--- start of TASK INPUT ---

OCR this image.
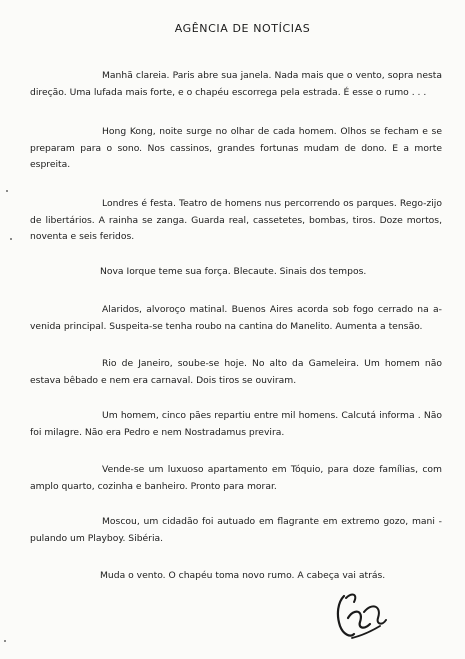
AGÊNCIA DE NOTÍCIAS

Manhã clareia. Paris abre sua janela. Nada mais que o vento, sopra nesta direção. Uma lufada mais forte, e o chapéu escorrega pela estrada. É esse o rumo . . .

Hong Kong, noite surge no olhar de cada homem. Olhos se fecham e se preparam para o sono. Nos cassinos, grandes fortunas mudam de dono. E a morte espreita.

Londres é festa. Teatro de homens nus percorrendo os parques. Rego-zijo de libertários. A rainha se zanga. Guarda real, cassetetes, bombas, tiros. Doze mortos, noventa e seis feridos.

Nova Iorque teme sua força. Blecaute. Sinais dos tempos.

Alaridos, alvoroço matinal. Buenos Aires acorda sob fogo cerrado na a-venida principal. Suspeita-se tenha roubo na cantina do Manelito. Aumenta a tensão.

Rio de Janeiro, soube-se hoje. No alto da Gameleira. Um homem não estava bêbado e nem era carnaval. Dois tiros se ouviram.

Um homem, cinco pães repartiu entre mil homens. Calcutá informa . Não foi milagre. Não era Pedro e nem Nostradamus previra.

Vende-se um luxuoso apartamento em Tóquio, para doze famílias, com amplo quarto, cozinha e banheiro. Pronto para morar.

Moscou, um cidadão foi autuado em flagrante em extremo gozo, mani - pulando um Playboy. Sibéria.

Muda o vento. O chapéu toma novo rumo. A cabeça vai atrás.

--- end of TASK INPUT ---
--- start of TASK INPUT ---

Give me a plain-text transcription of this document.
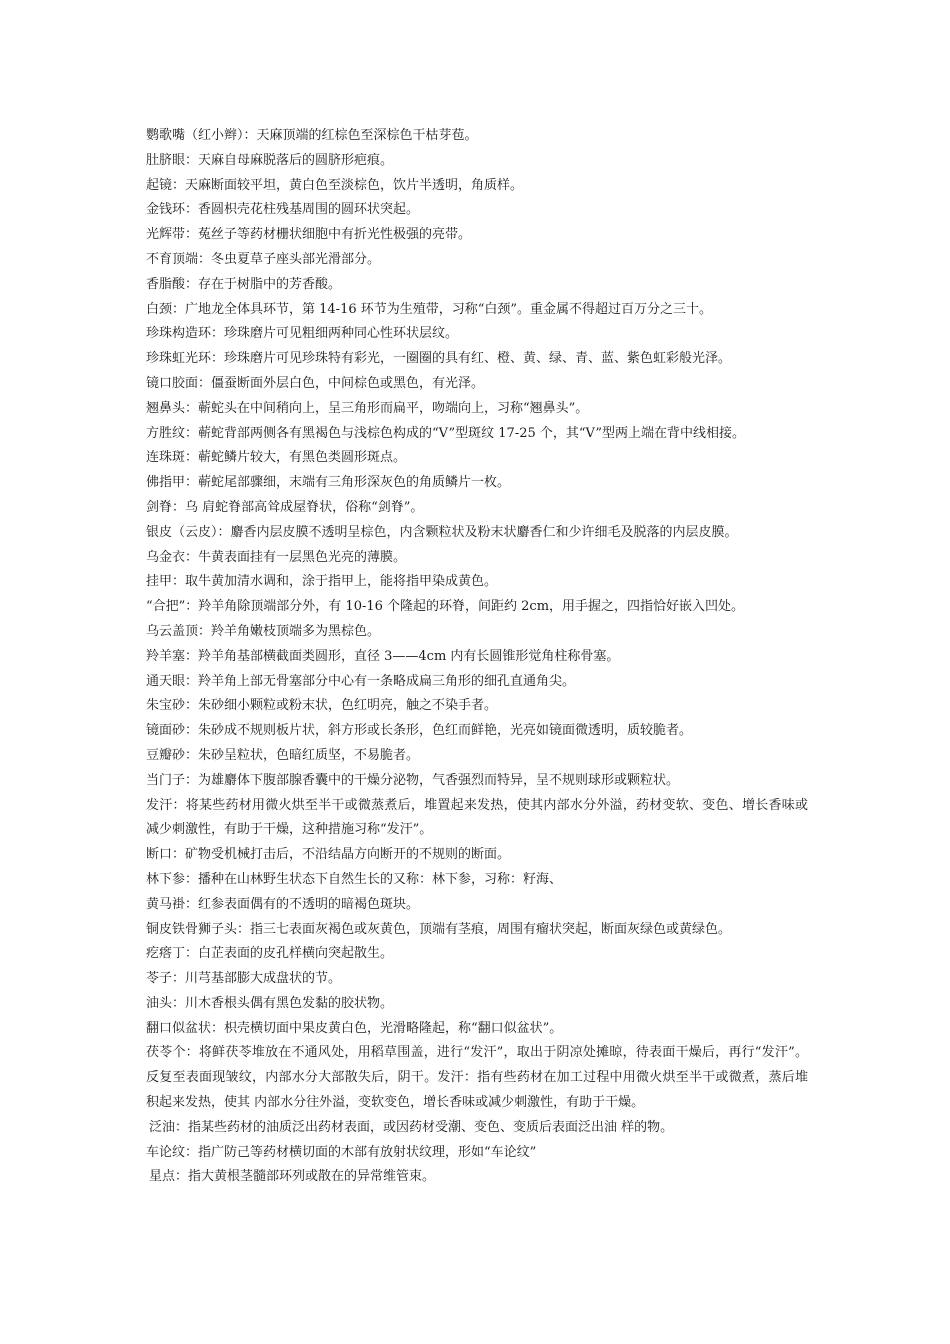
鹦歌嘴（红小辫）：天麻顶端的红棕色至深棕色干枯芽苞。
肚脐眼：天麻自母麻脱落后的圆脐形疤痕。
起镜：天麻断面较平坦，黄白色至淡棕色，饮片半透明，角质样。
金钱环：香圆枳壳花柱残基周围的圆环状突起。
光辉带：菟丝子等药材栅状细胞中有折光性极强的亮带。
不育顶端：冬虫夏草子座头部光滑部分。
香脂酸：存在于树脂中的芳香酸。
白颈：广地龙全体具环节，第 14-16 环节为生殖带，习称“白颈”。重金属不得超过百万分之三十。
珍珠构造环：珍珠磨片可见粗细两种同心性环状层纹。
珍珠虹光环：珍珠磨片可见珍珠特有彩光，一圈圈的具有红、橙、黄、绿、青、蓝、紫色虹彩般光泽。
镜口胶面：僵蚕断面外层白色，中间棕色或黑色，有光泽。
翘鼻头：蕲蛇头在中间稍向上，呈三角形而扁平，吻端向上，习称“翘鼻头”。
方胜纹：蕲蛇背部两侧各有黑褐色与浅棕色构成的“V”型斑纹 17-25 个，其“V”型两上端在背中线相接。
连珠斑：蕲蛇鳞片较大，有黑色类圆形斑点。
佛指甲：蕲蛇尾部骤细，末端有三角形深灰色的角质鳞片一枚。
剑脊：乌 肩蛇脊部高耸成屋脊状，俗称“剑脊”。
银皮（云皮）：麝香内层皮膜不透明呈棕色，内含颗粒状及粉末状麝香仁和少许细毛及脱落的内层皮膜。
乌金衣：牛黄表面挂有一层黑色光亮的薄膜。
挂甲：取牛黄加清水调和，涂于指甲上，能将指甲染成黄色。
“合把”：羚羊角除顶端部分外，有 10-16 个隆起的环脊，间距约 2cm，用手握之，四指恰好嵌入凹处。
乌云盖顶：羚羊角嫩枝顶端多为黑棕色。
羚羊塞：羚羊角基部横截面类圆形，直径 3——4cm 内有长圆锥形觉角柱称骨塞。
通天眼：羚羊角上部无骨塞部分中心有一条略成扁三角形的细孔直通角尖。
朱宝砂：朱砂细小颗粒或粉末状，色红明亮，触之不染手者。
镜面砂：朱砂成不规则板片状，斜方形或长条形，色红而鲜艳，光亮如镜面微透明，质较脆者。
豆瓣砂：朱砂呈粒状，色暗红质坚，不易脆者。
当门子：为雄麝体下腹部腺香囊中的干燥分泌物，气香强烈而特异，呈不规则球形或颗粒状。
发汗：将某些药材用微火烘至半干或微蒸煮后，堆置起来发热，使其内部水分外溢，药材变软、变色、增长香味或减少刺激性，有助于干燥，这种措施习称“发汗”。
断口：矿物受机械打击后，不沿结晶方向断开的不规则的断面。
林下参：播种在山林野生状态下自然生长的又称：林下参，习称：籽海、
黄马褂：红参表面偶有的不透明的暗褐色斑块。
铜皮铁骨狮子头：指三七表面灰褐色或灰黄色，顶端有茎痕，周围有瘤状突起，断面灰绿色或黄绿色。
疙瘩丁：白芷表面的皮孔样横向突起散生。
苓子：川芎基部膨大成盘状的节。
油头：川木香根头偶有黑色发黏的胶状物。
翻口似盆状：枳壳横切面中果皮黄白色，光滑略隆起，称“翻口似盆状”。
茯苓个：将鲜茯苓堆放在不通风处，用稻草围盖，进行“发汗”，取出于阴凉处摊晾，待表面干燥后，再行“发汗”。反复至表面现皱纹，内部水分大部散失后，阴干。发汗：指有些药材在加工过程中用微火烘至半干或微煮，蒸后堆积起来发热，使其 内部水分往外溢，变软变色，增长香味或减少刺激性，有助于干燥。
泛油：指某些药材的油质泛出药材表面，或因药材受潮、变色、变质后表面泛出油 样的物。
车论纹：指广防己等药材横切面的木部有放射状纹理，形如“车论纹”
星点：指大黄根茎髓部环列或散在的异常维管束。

--- end of TASK INPUT ---
--- start of TASK INPUT ---

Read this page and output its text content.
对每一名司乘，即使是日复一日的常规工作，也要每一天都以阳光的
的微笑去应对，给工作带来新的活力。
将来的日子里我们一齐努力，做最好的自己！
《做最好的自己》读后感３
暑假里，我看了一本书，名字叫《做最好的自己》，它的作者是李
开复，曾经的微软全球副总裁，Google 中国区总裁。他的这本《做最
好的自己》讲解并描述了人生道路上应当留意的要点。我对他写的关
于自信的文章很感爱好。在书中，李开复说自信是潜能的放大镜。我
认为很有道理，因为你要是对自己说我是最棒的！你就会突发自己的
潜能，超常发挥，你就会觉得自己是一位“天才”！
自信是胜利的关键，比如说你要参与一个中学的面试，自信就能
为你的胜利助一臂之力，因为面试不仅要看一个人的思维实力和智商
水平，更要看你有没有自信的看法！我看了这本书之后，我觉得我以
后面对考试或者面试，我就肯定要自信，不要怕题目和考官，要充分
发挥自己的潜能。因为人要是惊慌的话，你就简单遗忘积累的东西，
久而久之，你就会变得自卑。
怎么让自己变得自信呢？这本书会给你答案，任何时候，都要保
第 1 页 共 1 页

--- end of TASK INPUT ---

### YOUR TASK
Filter for "chapéu". Return all lines that hold it.

### ANSWER TO THIS EXERCISE
Manhã clareia. Paris abre sua janela. Nada mais que o vento, sopra nesta direção. Uma lufada mais forte, e o chapéu escorrega pela estrada. É esse o rumo . . .
Muda o vento. O chapéu toma novo rumo. A cabeça vai atrás.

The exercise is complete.